Set exercise: Find each line with "成员部门" and copy it.

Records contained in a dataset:
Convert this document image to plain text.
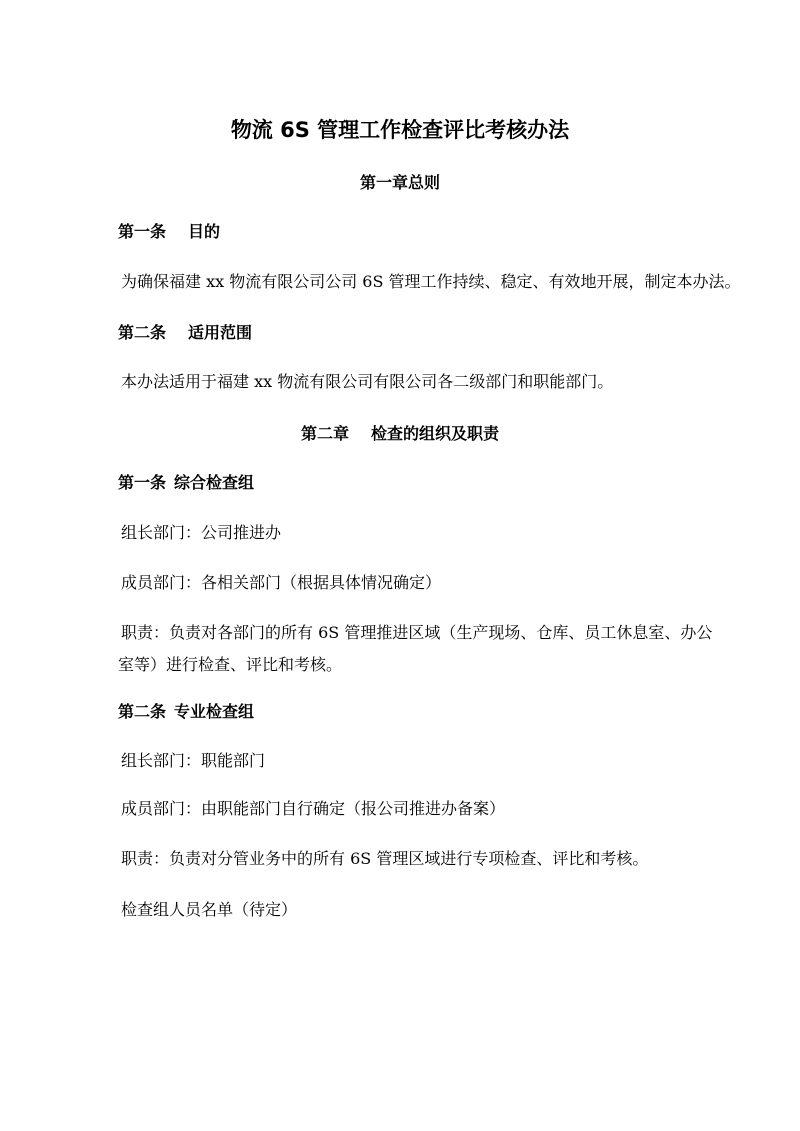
物流 6S 管理工作检查评比考核办法
第一章总则
第一条 目的
为确保福建 xx 物流有限公司公司 6S 管理工作持续、稳定、有效地开展，制定本办法。
第二条 适用范围
本办法适用于福建 xx 物流有限公司有限公司各二级部门和职能部门。
第二章 检查的组织及职责
第一条 综合检查组
组长部门：公司推进办
成员部门：各相关部门（根据具体情况确定）
职责：负责对各部门的所有 6S 管理推进区域（生产现场、仓库、员工休息室、办公室等）进行检查、评比和考核。
第二条 专业检查组
组长部门：职能部门
成员部门：由职能部门自行确定（报公司推进办备案）
职责：负责对分管业务中的所有 6S 管理区域进行专项检查、评比和考核。
检查组人员名单（待定）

Exercise answer:
成员部门：各相关部门（根据具体情况确定）
成员部门：由职能部门自行确定（报公司推进办备案）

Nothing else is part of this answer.